• **WHAT IS ASKED**
Write out every single entry exactly.

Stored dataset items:

>>>

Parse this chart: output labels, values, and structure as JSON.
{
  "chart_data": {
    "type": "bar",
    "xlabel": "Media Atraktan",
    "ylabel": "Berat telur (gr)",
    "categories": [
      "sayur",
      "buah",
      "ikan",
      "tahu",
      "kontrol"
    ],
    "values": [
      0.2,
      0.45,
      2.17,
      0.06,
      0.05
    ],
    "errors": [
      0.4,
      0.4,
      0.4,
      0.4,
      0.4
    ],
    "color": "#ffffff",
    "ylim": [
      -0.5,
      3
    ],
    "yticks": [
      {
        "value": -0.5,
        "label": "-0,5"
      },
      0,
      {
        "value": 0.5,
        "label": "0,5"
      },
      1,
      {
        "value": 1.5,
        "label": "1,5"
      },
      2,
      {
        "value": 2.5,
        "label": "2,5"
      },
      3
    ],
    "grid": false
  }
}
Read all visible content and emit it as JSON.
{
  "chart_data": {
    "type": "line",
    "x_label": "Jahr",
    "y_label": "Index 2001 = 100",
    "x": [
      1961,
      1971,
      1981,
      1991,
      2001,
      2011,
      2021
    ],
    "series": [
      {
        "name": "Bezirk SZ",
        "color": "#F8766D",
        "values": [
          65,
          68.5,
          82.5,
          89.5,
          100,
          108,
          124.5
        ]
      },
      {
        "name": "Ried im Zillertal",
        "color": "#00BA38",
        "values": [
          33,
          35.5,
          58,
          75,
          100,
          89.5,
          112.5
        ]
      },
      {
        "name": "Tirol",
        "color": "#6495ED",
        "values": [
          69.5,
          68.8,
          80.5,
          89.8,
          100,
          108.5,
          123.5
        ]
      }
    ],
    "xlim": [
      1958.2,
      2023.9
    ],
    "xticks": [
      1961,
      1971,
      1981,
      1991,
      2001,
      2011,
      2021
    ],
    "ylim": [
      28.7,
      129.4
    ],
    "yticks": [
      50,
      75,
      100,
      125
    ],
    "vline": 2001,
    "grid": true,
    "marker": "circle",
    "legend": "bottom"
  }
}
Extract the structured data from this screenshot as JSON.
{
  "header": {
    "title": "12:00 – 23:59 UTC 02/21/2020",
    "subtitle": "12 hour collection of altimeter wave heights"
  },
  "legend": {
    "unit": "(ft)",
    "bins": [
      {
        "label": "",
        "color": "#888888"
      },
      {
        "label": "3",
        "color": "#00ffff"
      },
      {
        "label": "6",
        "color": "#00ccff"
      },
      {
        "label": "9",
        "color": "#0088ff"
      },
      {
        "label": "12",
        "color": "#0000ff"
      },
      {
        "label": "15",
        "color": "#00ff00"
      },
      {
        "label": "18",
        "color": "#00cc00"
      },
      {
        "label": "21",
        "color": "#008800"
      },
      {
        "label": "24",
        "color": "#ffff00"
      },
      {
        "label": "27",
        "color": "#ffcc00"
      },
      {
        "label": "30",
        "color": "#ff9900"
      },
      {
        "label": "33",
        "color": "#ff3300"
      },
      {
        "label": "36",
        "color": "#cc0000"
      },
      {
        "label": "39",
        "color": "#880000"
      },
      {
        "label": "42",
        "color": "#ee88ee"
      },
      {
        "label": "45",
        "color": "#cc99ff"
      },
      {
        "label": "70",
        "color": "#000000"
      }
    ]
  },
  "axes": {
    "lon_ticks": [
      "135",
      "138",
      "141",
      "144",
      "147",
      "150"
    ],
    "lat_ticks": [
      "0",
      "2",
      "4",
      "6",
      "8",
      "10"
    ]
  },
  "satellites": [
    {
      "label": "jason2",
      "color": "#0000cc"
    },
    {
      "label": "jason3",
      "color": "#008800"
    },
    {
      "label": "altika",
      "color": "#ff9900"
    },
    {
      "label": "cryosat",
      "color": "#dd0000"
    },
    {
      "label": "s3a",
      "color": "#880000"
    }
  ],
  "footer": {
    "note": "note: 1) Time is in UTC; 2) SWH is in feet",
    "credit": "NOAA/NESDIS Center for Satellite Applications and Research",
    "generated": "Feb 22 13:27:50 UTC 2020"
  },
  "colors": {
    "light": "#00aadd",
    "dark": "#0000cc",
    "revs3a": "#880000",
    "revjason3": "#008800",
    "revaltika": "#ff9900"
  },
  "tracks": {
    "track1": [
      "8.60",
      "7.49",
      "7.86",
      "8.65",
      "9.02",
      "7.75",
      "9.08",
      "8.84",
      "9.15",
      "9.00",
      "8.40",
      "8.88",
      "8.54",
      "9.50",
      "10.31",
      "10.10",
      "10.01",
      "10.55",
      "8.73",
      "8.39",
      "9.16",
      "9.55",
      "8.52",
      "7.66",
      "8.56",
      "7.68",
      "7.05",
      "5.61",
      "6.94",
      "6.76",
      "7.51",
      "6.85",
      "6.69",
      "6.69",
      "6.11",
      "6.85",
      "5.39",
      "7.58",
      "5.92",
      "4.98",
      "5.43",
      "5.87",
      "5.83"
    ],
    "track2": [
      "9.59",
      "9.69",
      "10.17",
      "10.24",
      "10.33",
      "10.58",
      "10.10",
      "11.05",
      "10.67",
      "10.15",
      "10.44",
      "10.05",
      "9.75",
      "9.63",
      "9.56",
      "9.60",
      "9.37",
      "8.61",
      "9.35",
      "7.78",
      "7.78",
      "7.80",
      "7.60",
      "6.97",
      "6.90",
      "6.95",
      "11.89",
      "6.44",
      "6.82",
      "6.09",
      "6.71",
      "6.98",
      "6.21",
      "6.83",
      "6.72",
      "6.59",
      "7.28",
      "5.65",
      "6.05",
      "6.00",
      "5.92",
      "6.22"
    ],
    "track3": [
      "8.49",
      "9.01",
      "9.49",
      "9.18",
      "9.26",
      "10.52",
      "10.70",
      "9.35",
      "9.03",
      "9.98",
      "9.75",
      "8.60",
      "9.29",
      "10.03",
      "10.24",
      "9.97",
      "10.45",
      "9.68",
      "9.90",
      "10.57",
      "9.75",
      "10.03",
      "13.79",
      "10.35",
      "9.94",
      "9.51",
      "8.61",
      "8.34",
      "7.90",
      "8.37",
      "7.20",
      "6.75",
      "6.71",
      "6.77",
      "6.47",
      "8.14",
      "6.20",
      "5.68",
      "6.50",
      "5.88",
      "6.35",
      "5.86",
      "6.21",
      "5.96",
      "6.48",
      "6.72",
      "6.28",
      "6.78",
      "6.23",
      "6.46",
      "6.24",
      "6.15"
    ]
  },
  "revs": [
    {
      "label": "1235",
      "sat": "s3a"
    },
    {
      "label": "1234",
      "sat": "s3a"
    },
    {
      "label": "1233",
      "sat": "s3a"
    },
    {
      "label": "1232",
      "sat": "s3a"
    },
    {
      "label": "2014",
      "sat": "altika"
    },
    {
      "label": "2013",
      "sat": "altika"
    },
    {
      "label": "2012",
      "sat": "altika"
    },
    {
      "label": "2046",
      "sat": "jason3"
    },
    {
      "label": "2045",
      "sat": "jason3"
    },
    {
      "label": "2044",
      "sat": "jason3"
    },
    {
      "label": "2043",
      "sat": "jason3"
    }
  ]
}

<<<

• **RESPONSE FOR THIS EXERCISE**
Parse this chart: output labels, values, and structure as JSON.
{
  "chart_data": {
    "type": "bar",
    "xlabel": "Media Atraktan",
    "ylabel": "Berat telur (gr)",
    "categories": [
      "sayur",
      "buah",
      "ikan",
      "tahu",
      "kontrol"
    ],
    "values": [
      0.2,
      0.45,
      2.17,
      0.06,
      0.05
    ],
    "errors": [
      0.4,
      0.4,
      0.4,
      0.4,
      0.4
    ],
    "color": "#ffffff",
    "ylim": [
      -0.5,
      3
    ],
    "yticks": [
      {
        "value": -0.5,
        "label": "-0,5"
      },
      0,
      {
        "value": 0.5,
        "label": "0,5"
      },
      1,
      {
        "value": 1.5,
        "label": "1,5"
      },
      2,
      {
        "value": 2.5,
        "label": "2,5"
      },
      3
    ],
    "grid": false
  }
}
Read all visible content and emit it as JSON.
{
  "chart_data": {
    "type": "line",
    "x_label": "Jahr",
    "y_label": "Index 2001 = 100",
    "x": [
      1961,
      1971,
      1981,
      1991,
      2001,
      2011,
      2021
    ],
    "series": [
      {
        "name": "Bezirk SZ",
        "color": "#F8766D",
        "values": [
          65,
          68.5,
          82.5,
          89.5,
          100,
          108,
          124.5
        ]
      },
      {
        "name": "Ried im Zillertal",
        "color": "#00BA38",
        "values": [
          33,
          35.5,
          58,
          75,
          100,
          89.5,
          112.5
        ]
      },
      {
        "name": "Tirol",
        "color": "#6495ED",
        "values": [
          69.5,
          68.8,
          80.5,
          89.8,
          100,
          108.5,
          123.5
        ]
      }
    ],
    "xlim": [
      1958.2,
      2023.9
    ],
    "xticks": [
      1961,
      1971,
      1981,
      1991,
      2001,
      2011,
      2021
    ],
    "ylim": [
      28.7,
      129.4
    ],
    "yticks": [
      50,
      75,
      100,
      125
    ],
    "vline": 2001,
    "grid": true,
    "marker": "circle",
    "legend": "bottom"
  }
}
Extract the structured data from this screenshot as JSON.
{
  "header": {
    "title": "12:00 – 23:59 UTC 02/21/2020",
    "subtitle": "12 hour collection of altimeter wave heights"
  },
  "legend": {
    "unit": "(ft)",
    "bins": [
      {
        "label": "",
        "color": "#888888"
      },
      {
        "label": "3",
        "color": "#00ffff"
      },
      {
        "label": "6",
        "color": "#00ccff"
      },
      {
        "label": "9",
        "color": "#0088ff"
      },
      {
        "label": "12",
        "color": "#0000ff"
      },
      {
        "label": "15",
        "color": "#00ff00"
      },
      {
        "label": "18",
        "color": "#00cc00"
      },
      {
        "label": "21",
        "color": "#008800"
      },
      {
        "label": "24",
        "color": "#ffff00"
      },
      {
        "label": "27",
        "color": "#ffcc00"
      },
      {
        "label": "30",
        "color": "#ff9900"
      },
      {
        "label": "33",
        "color": "#ff3300"
      },
      {
        "label": "36",
        "color": "#cc0000"
      },
      {
        "label": "39",
        "color": "#880000"
      },
      {
        "label": "42",
        "color": "#ee88ee"
      },
      {
        "label": "45",
        "color": "#cc99ff"
      },
      {
        "label": "70",
        "color": "#000000"
      }
    ]
  },
  "axes": {
    "lon_ticks": [
      "135",
      "138",
      "141",
      "144",
      "147",
      "150"
    ],
    "lat_ticks": [
      "0",
      "2",
      "4",
      "6",
      "8",
      "10"
    ]
  },
  "satellites": [
    {
      "label": "jason2",
      "color": "#0000cc"
    },
    {
      "label": "jason3",
      "color": "#008800"
    },
    {
      "label": "altika",
      "color": "#ff9900"
    },
    {
      "label": "cryosat",
      "color": "#dd0000"
    },
    {
      "label": "s3a",
      "color": "#880000"
    }
  ],
  "footer": {
    "note": "note: 1) Time is in UTC; 2) SWH is in feet",
    "credit": "NOAA/NESDIS Center for Satellite Applications and Research",
    "generated": "Feb 22 13:27:50 UTC 2020"
  },
  "colors": {
    "light": "#00aadd",
    "dark": "#0000cc",
    "revs3a": "#880000",
    "revjason3": "#008800",
    "revaltika": "#ff9900"
  },
  "tracks": {
    "track1": [
      "8.60",
      "7.49",
      "7.86",
      "8.65",
      "9.02",
      "7.75",
      "9.08",
      "8.84",
      "9.15",
      "9.00",
      "8.40",
      "8.88",
      "8.54",
      "9.50",
      "10.31",
      "10.10",
      "10.01",
      "10.55",
      "8.73",
      "8.39",
      "9.16",
      "9.55",
      "8.52",
      "7.66",
      "8.56",
      "7.68",
      "7.05",
      "5.61",
      "6.94",
      "6.76",
      "7.51",
      "6.85",
      "6.69",
      "6.69",
      "6.11",
      "6.85",
      "5.39",
      "7.58",
      "5.92",
      "4.98",
      "5.43",
      "5.87",
      "5.83"
    ],
    "track2": [
      "9.59",
      "9.69",
      "10.17",
      "10.24",
      "10.33",
      "10.58",
      "10.10",
      "11.05",
      "10.67",
      "10.15",
      "10.44",
      "10.05",
      "9.75",
      "9.63",
      "9.56",
      "9.60",
      "9.37",
      "8.61",
      "9.35",
      "7.78",
      "7.78",
      "7.80",
      "7.60",
      "6.97",
      "6.90",
      "6.95",
      "11.89",
      "6.44",
      "6.82",
      "6.09",
      "6.71",
      "6.98",
      "6.21",
      "6.83",
      "6.72",
      "6.59",
      "7.28",
      "5.65",
      "6.05",
      "6.00",
      "5.92",
      "6.22"
    ],
    "track3": [
      "8.49",
      "9.01",
      "9.49",
      "9.18",
      "9.26",
      "10.52",
      "10.70",
      "9.35",
      "9.03",
      "9.98",
      "9.75",
      "8.60",
      "9.29",
      "10.03",
      "10.24",
      "9.97",
      "10.45",
      "9.68",
      "9.90",
      "10.57",
      "9.75",
      "10.03",
      "13.79",
      "10.35",
      "9.94",
      "9.51",
      "8.61",
      "8.34",
      "7.90",
      "8.37",
      "7.20",
      "6.75",
      "6.71",
      "6.77",
      "6.47",
      "8.14",
      "6.20",
      "5.68",
      "6.50",
      "5.88",
      "6.35",
      "5.86",
      "6.21",
      "5.96",
      "6.48",
      "6.72",
      "6.28",
      "6.78",
      "6.23",
      "6.46",
      "6.24",
      "6.15"
    ]
  },
  "revs": [
    {
      "label": "1235",
      "sat": "s3a"
    },
    {
      "label": "1234",
      "sat": "s3a"
    },
    {
      "label": "1233",
      "sat": "s3a"
    },
    {
      "label": "1232",
      "sat": "s3a"
    },
    {
      "label": "2014",
      "sat": "altika"
    },
    {
      "label": "2013",
      "sat": "altika"
    },
    {
      "label": "2012",
      "sat": "altika"
    },
    {
      "label": "2046",
      "sat": "jason3"
    },
    {
      "label": "2045",
      "sat": "jason3"
    },
    {
      "label": "2044",
      "sat": "jason3"
    },
    {
      "label": "2043",
      "sat": "jason3"
    }
  ]
}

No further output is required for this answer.